(Entries from a dataset)
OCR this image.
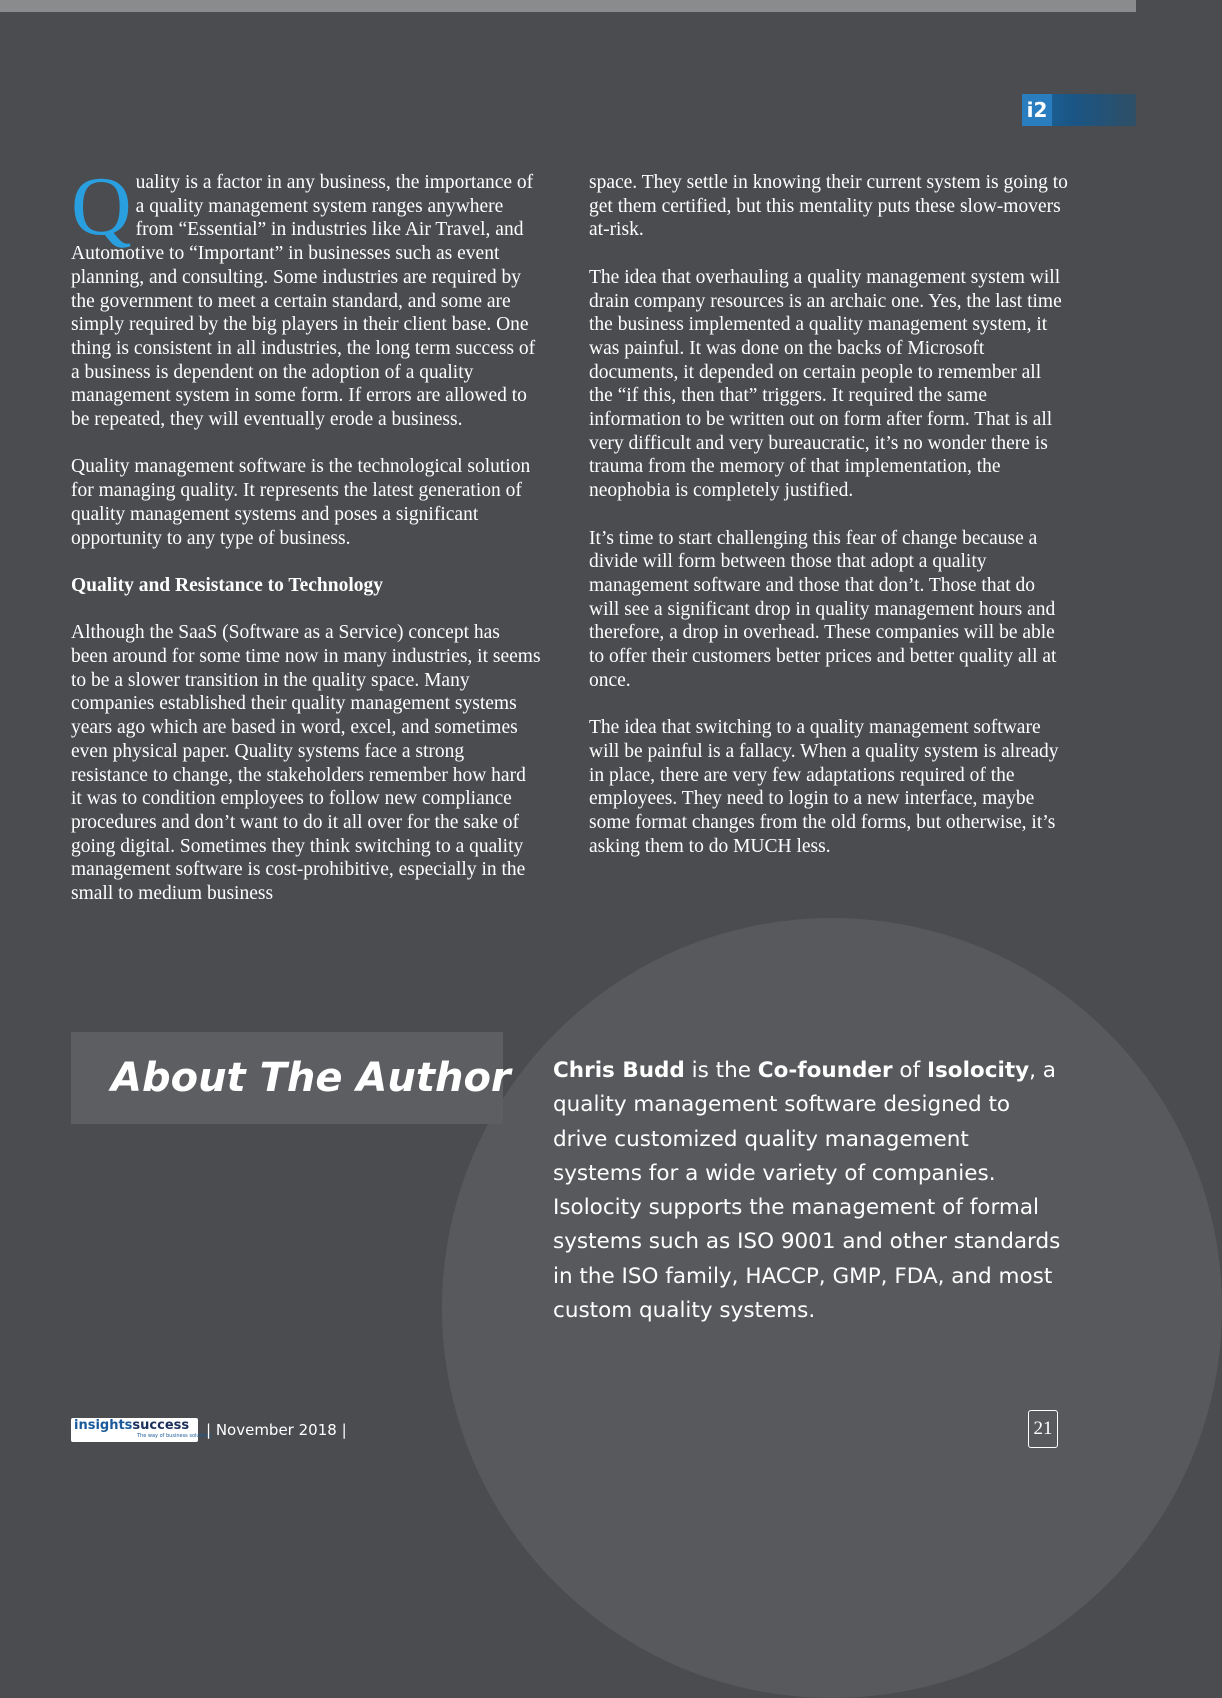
i2

Quality is a factor in any business, the importance of a quality management system ranges anywhere from “Essential” in industries like Air Travel, and Automotive to “Important” in businesses such as event planning, and consulting. Some industries are required by the government to meet a certain standard, and some are simply required by the big players in their client base. One thing is consistent in all industries, the long term success of a business is dependent on the adoption of a quality management system in some form. If errors are allowed to be repeated, they will eventually erode a business.

Quality management software is the technological solution for managing quality. It represents the latest generation of quality management systems and poses a significant opportunity to any type of business.

Quality and Resistance to Technology

Although the SaaS (Software as a Service) concept has been around for some time now in many industries, it seems to be a slower transition in the quality space. Many companies established their quality management systems years ago which are based in word, excel, and sometimes even physical paper. Quality systems face a strong resistance to change, the stakeholders remember how hard it was to condition employees to follow new compliance procedures and don’t want to do it all over for the sake of going digital. Sometimes they think switching to a quality management software is cost-prohibitive, especially in the small to medium business

space. They settle in knowing their current system is going to get them certified, but this mentality puts these slow-movers at-risk.

The idea that overhauling a quality management system will drain company resources is an archaic one. Yes, the last time the business implemented a quality management system, it was painful. It was done on the backs of Microsoft documents, it depended on certain people to remember all the “if this, then that” triggers. It required the same information to be written out on form after form. That is all very difficult and very bureaucratic, it’s no wonder there is trauma from the memory of that implementation, the neophobia is completely justified.

It’s time to start challenging this fear of change because a divide will form between those that adopt a quality management software and those that don’t. Those that do will see a significant drop in quality management hours and therefore, a drop in overhead. These companies will be able to offer their customers better prices and better quality all at once.

The idea that switching to a quality management software will be painful is a fallacy. When a quality system is already in place, there are very few adaptations required of the employees. They need to login to a new interface, maybe some format changes from the old forms, but otherwise, it’s asking them to do MUCH less.

About The Author Chris Budd is the Co-founder of Isolocity, a quality management software designed to drive customized quality management systems for a wide variety of companies. Isolocity supports the management of formal systems such as ISO 9001 and other standards in the ISO family, HACCP, GMP, FDA, and most custom quality systems.

insightssuccess
The way of business solutions
| November 2018 |	21
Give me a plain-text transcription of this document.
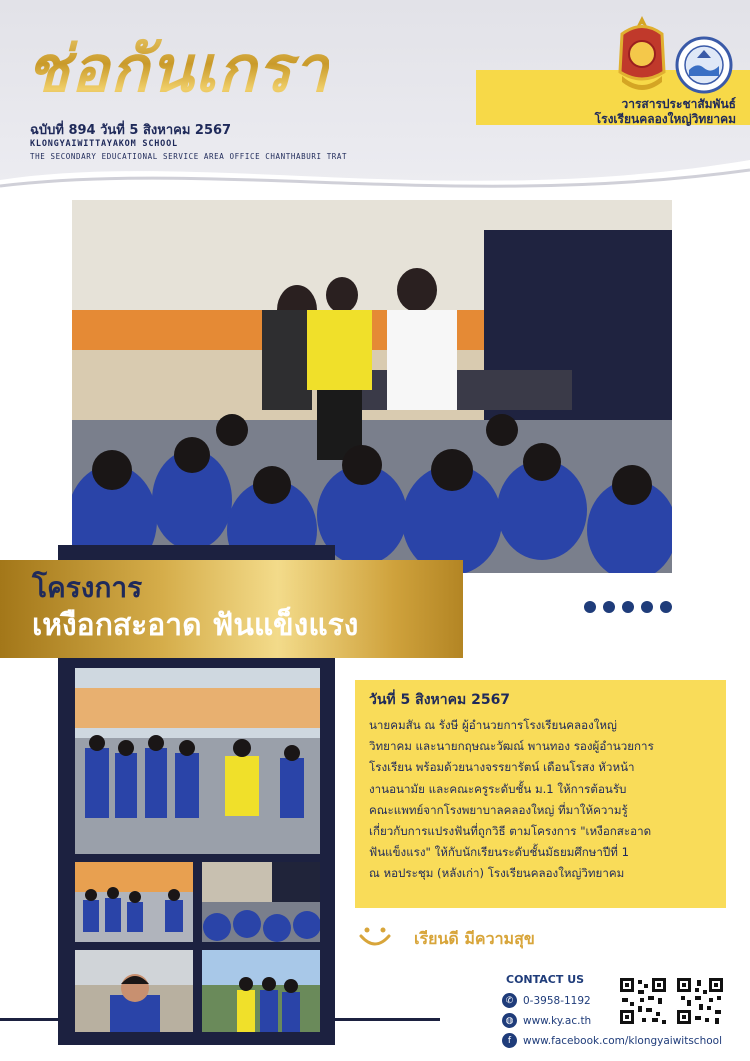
ช่อกันเกรา
ฉบับที่ 894 วันที่ 5 สิงหาคม 2567
KLONGYAIWITTAYAKOM SCHOOL
THE SECONDARY EDUCATIONAL SERVICE AREA OFFICE CHANTHABURI TRAT
วารสารประชาสัมพันธ์
โรงเรียนคลองใหญ่วิทยาคม
โครงการ
เหงือกสะอาด ฟันแข็งแรง
วันที่ 5 สิงหาคม 2567
นายคมสัน ณ รังษี ผู้อำนวยการโรงเรียนคลองใหญ่
วิทยาคม และนายกฤษณะวัฒณ์ พานทอง รองผู้อำนวยการ
โรงเรียน พร้อมด้วยนางจรรยารัตน์ เดือนโรสง หัวหน้า
งานอนามัย และคณะครูระดับชั้น ม.1 ให้การต้อนรับ
คณะแพทย์จากโรงพยาบาลคลองใหญ่ ที่มาให้ความรู้
เกี่ยวกับการแปรงฟันที่ถูกวิธี ตามโครงการ "เหงือกสะอาด
ฟันแข็งแรง" ให้กับนักเรียนระดับชั้นมัธยมศึกษาปีที่ 1
ณ หอประชุม (หลังเก่า) โรงเรียนคลองใหญ่วิทยาคม
เรียนดี มีความสุข
CONTACT US
✆ 0-3958-1192
◍ www.ky.ac.th
f	www.facebook.com/klongyaiwitschool
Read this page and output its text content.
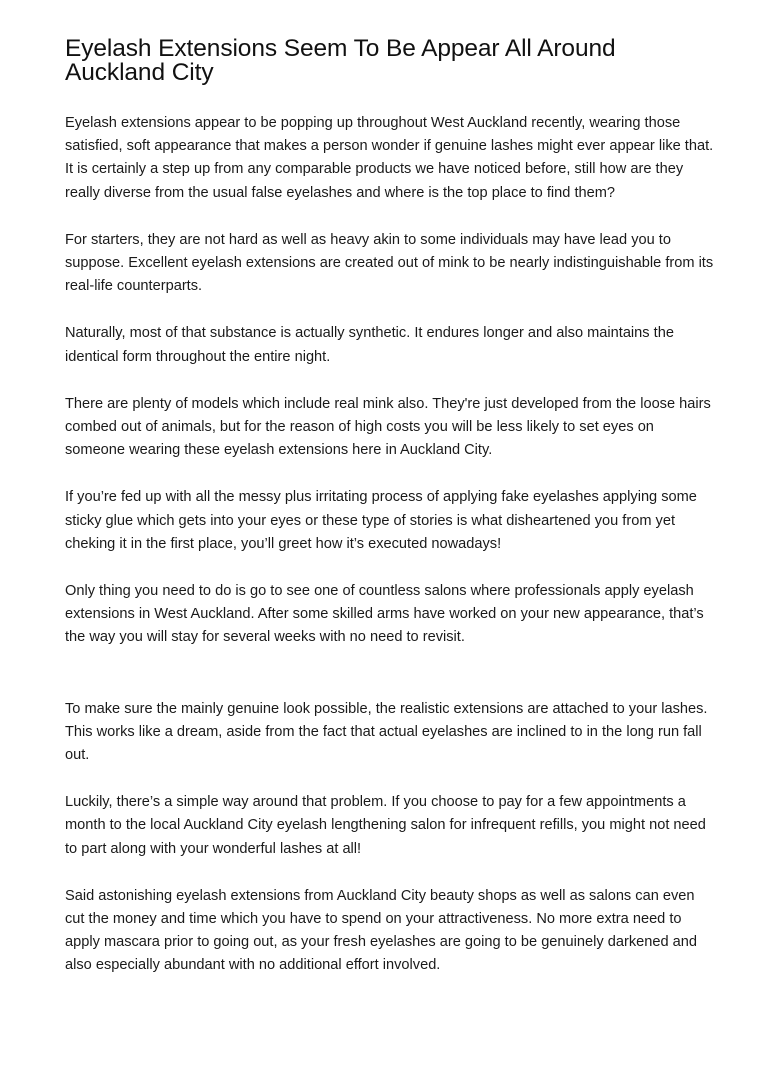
Eyelash Extensions Seem To Be Appear All Around Auckland City

Eyelash extensions appear to be popping up throughout West Auckland recently, wearing those satisfied, soft appearance that makes a person wonder if genuine lashes might ever appear like that. It is certainly a step up from any comparable products we have noticed before, still how are they really diverse from the usual false eyelashes and where is the top place to find them?

For starters, they are not hard as well as heavy akin to some individuals may have lead you to suppose. Excellent eyelash extensions are created out of mink to be nearly indistinguishable from its real-life counterparts.

Naturally, most of that substance is actually synthetic. It endures longer and also maintains the identical form throughout the entire night.

There are plenty of models which include real mink also. They're just developed from the loose hairs combed out of animals, but for the reason of high costs you will be less likely to set eyes on someone wearing these eyelash extensions here in Auckland City.

If you’re fed up with all the messy plus irritating process of applying fake eyelashes applying some sticky glue which gets into your eyes or these type of stories is what disheartened you from yet cheking it in the first place, you’ll greet how it’s executed nowadays!

Only thing you need to do is go to see one of countless salons where professionals apply eyelash extensions in West Auckland. After some skilled arms have worked on your new appearance, that’s the way you will stay for several weeks with no need to revisit.

To make sure the mainly genuine look possible, the realistic extensions are attached to your lashes. This works like a dream, aside from the fact that actual eyelashes are inclined to in the long run fall out.

Luckily, there’s a simple way around that problem. If you choose to pay for a few appointments a month to the local Auckland City eyelash lengthening salon for infrequent refills, you might not need to part along with your wonderful lashes at all!

Said astonishing eyelash extensions from Auckland City beauty shops as well as salons can even cut the money and time which you have to spend on your attractiveness. No more extra need to apply mascara prior to going out, as your fresh eyelashes are going to be genuinely darkened and also especially abundant with no additional effort involved.
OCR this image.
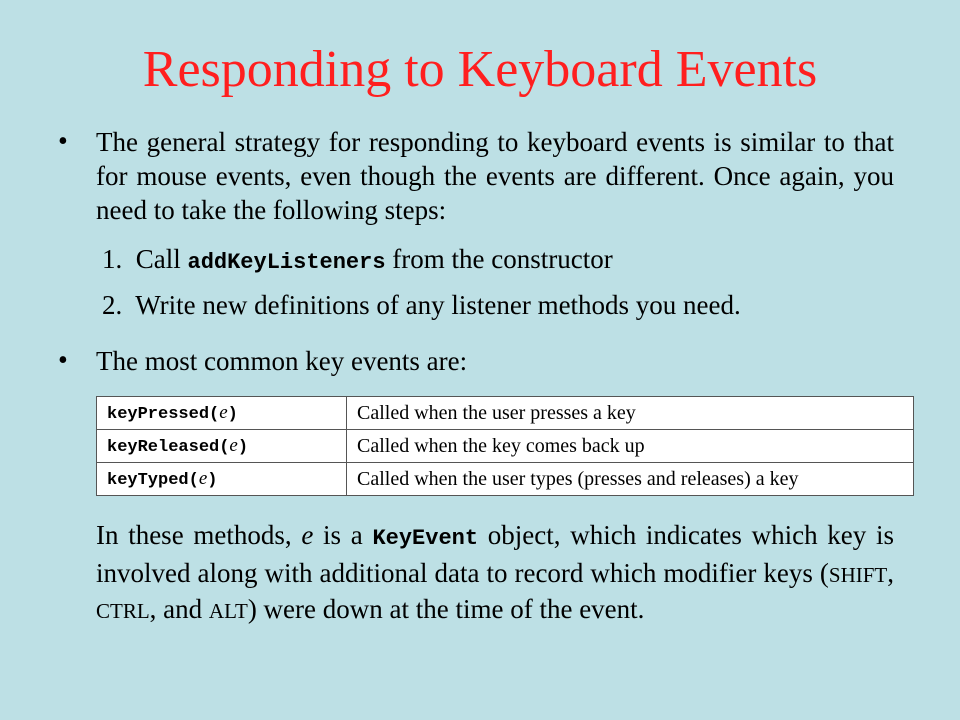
Responding to Keyboard Events
• The general strategy for responding to keyboard events is similar to that for mouse events, even though the events are different. Once again, you need to take the following steps:
1. Call addKeyListeners from the constructor
2. Write new definitions of any listener methods you need.
• The most common key events are:
keyPressed(e)	Called when the user presses a key
keyReleased(e)	Called when the key comes back up
keyTyped(e)	Called when the user types (presses and releases) a key
In these methods, e is a KeyEvent object, which indicates which key is involved along with additional data to record which modifier keys (SHIFT, CTRL, and ALT) were down at the time of the event.
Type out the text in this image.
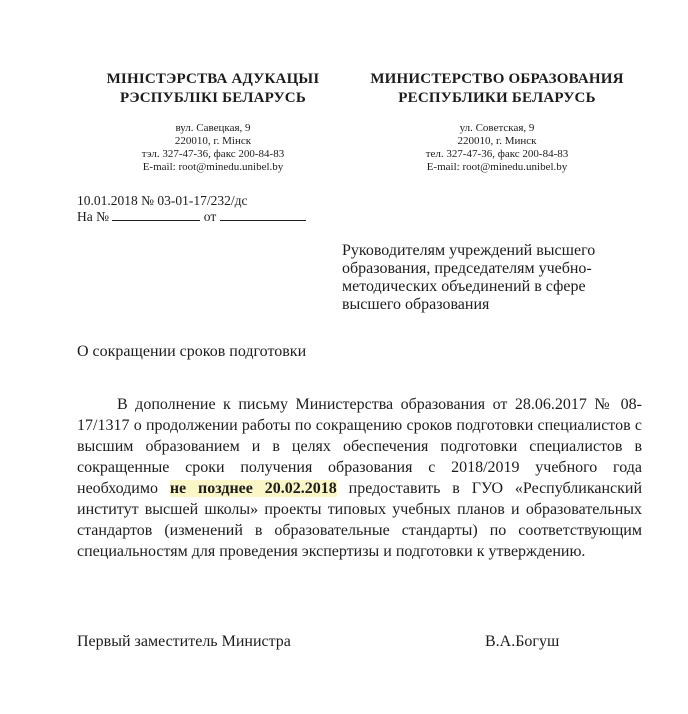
МІНІСТЭРСТВА АДУКАЦЫІ
РЭСПУБЛІКІ БЕЛАРУСЬ
вул. Савецкая, 9
220010, г. Мінск
тэл. 327-47-36, факс 200-84-83
E-mail: root@minedu.unibel.by
МИНИСТЕРСТВО ОБРАЗОВАНИЯ
РЕСПУБЛИКИ БЕЛАРУСЬ
ул. Советская, 9
220010, г. Минск
тел. 327-47-36, факс 200-84-83
E-mail: root@minedu.unibel.by
10.01.2018 № 03-01-17/232/дс
На №	от
Руководителям учреждений высшего
образования, председателям учебно-
методических объединений в сфере
высшего образования
О сокращении сроков подготовки

В дополнение к письму Министерства образования от 28.06.2017 № 08-17/1317 о продолжении работы по сокращению сроков подготовки специалистов с высшим образованием и в целях обеспечения подготовки специалистов в сокращенные сроки получения образования с 2018/2019 учебного года необходимо не позднее 20.02.2018 предоставить в ГУО «Республиканский институт высшей школы» проекты типовых учебных планов и образовательных стандартов (изменений в образовательные стандарты) по соответствующим специальностям для проведения экспертизы и подготовки к утверждению.

Первый заместитель Министра	В.А.Богуш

Requirement:
All of the entries need to be transcribed word for word; pictures are left out.

Exercise solution:
OCR this image.
i2

Quality is a factor in any business, the importance of a quality management system ranges anywhere from “Essential” in industries like Air Travel, and Automotive to “Important” in businesses such as event planning, and consulting. Some industries are required by the government to meet a certain standard, and some are simply required by the big players in their client base. One thing is consistent in all industries, the long term success of a business is dependent on the adoption of a quality management system in some form. If errors are allowed to be repeated, they will eventually erode a business.

Quality management software is the technological solution for managing quality. It represents the latest generation of quality management systems and poses a significant opportunity to any type of business.

Quality and Resistance to Technology

Although the SaaS (Software as a Service) concept has been around for some time now in many industries, it seems to be a slower transition in the quality space. Many companies established their quality management systems years ago which are based in word, excel, and sometimes even physical paper. Quality systems face a strong resistance to change, the stakeholders remember how hard it was to condition employees to follow new compliance procedures and don’t want to do it all over for the sake of going digital. Sometimes they think switching to a quality management software is cost-prohibitive, especially in the small to medium business

space. They settle in knowing their current system is going to get them certified, but this mentality puts these slow-movers at-risk.

The idea that overhauling a quality management system will drain company resources is an archaic one. Yes, the last time the business implemented a quality management system, it was painful. It was done on the backs of Microsoft documents, it depended on certain people to remember all the “if this, then that” triggers. It required the same information to be written out on form after form. That is all very difficult and very bureaucratic, it’s no wonder there is trauma from the memory of that implementation, the neophobia is completely justified.

It’s time to start challenging this fear of change because a divide will form between those that adopt a quality management software and those that don’t. Those that do will see a significant drop in quality management hours and therefore, a drop in overhead. These companies will be able to offer their customers better prices and better quality all at once.

The idea that switching to a quality management software will be painful is a fallacy. When a quality system is already in place, there are very few adaptations required of the employees. They need to login to a new interface, maybe some format changes from the old forms, but otherwise, it’s asking them to do MUCH less.

About The Author Chris Budd is the Co-founder of Isolocity, a quality management software designed to drive customized quality management systems for a wide variety of companies. Isolocity supports the management of formal systems such as ISO 9001 and other standards in the ISO family, HACCP, GMP, FDA, and most custom quality systems.

insightssuccess
The way of business solutions
| November 2018 |	21
Give me a plain-text transcription of this document.
ช่อกันเกรา
ฉบับที่ 894 วันที่ 5 สิงหาคม 2567
KLONGYAIWITTAYAKOM SCHOOL
THE SECONDARY EDUCATIONAL SERVICE AREA OFFICE CHANTHABURI TRAT
วารสารประชาสัมพันธ์
โรงเรียนคลองใหญ่วิทยาคม
โครงการ
เหงือกสะอาด ฟันแข็งแรง
วันที่ 5 สิงหาคม 2567
นายคมสัน ณ รังษี ผู้อำนวยการโรงเรียนคลองใหญ่
วิทยาคม และนายกฤษณะวัฒณ์ พานทอง รองผู้อำนวยการ
โรงเรียน พร้อมด้วยนางจรรยารัตน์ เดือนโรสง หัวหน้า
งานอนามัย และคณะครูระดับชั้น ม.1 ให้การต้อนรับ
คณะแพทย์จากโรงพยาบาลคลองใหญ่ ที่มาให้ความรู้
เกี่ยวกับการแปรงฟันที่ถูกวิธี ตามโครงการ "เหงือกสะอาด
ฟันแข็งแรง" ให้กับนักเรียนระดับชั้นมัธยมศึกษาปีที่ 1
ณ หอประชุม (หลังเก่า) โรงเรียนคลองใหญ่วิทยาคม
เรียนดี มีความสุข
CONTACT US
✆ 0-3958-1192
◍ www.ky.ac.th
f	www.facebook.com/klongyaiwitschool
Read this page and output its text content.
Eyelash Extensions Seem To Be Appear All Around Auckland City

Eyelash extensions appear to be popping up throughout West Auckland recently, wearing those satisfied, soft appearance that makes a person wonder if genuine lashes might ever appear like that. It is certainly a step up from any comparable products we have noticed before, still how are they really diverse from the usual false eyelashes and where is the top place to find them?

For starters, they are not hard as well as heavy akin to some individuals may have lead you to suppose. Excellent eyelash extensions are created out of mink to be nearly indistinguishable from its real-life counterparts.

Naturally, most of that substance is actually synthetic. It endures longer and also maintains the identical form throughout the entire night.

There are plenty of models which include real mink also. They're just developed from the loose hairs combed out of animals, but for the reason of high costs you will be less likely to set eyes on someone wearing these eyelash extensions here in Auckland City.

If you’re fed up with all the messy plus irritating process of applying fake eyelashes applying some sticky glue which gets into your eyes or these type of stories is what disheartened you from yet cheking it in the first place, you’ll greet how it’s executed nowadays!

Only thing you need to do is go to see one of countless salons where professionals apply eyelash extensions in West Auckland. After some skilled arms have worked on your new appearance, that’s the way you will stay for several weeks with no need to revisit.

To make sure the mainly genuine look possible, the realistic extensions are attached to your lashes. This works like a dream, aside from the fact that actual eyelashes are inclined to in the long run fall out.

Luckily, there’s a simple way around that problem. If you choose to pay for a few appointments a month to the local Auckland City eyelash lengthening salon for infrequent refills, you might not need to part along with your wonderful lashes at all!

Said astonishing eyelash extensions from Auckland City beauty shops as well as salons can even cut the money and time which you have to spend on your attractiveness. No more extra need to apply mascara prior to going out, as your fresh eyelashes are going to be genuinely darkened and also especially abundant with no additional effort involved.
OCR this image.
Responding to Keyboard Events
• The general strategy for responding to keyboard events is similar to that for mouse events, even though the events are different. Once again, you need to take the following steps:
1. Call addKeyListeners from the constructor
2. Write new definitions of any listener methods you need.
• The most common key events are:
keyPressed(e)	Called when the user presses a key
keyReleased(e)	Called when the key comes back up
keyTyped(e)	Called when the user types (presses and releases) a key
In these methods, e is a KeyEvent object, which indicates which key is involved along with additional data to record which modifier keys (SHIFT, CTRL, and ALT) were down at the time of the event.
Type out the text in this image.
МІНІСТЭРСТВА АДУКАЦЫІ
РЭСПУБЛІКІ БЕЛАРУСЬ
вул. Савецкая, 9
220010, г. Мінск
тэл. 327-47-36, факс 200-84-83
E-mail: root@minedu.unibel.by
МИНИСТЕРСТВО ОБРАЗОВАНИЯ
РЕСПУБЛИКИ БЕЛАРУСЬ
ул. Советская, 9
220010, г. Минск
тел. 327-47-36, факс 200-84-83
E-mail: root@minedu.unibel.by
10.01.2018 № 03-01-17/232/дс
На №	от
Руководителям учреждений высшего
образования, председателям учебно-
методических объединений в сфере
высшего образования
О сокращении сроков подготовки

В дополнение к письму Министерства образования от 28.06.2017 № 08-17/1317 о продолжении работы по сокращению сроков подготовки специалистов с высшим образованием и в целях обеспечения подготовки специалистов в сокращенные сроки получения образования с 2018/2019 учебного года необходимо не позднее 20.02.2018 предоставить в ГУО «Республиканский институт высшей школы» проекты типовых учебных планов и образовательных стандартов (изменений в образовательные стандарты) по соответствующим специальностям для проведения экспертизы и подготовки к утверждению.

Первый заместитель Министра	В.А.Богуш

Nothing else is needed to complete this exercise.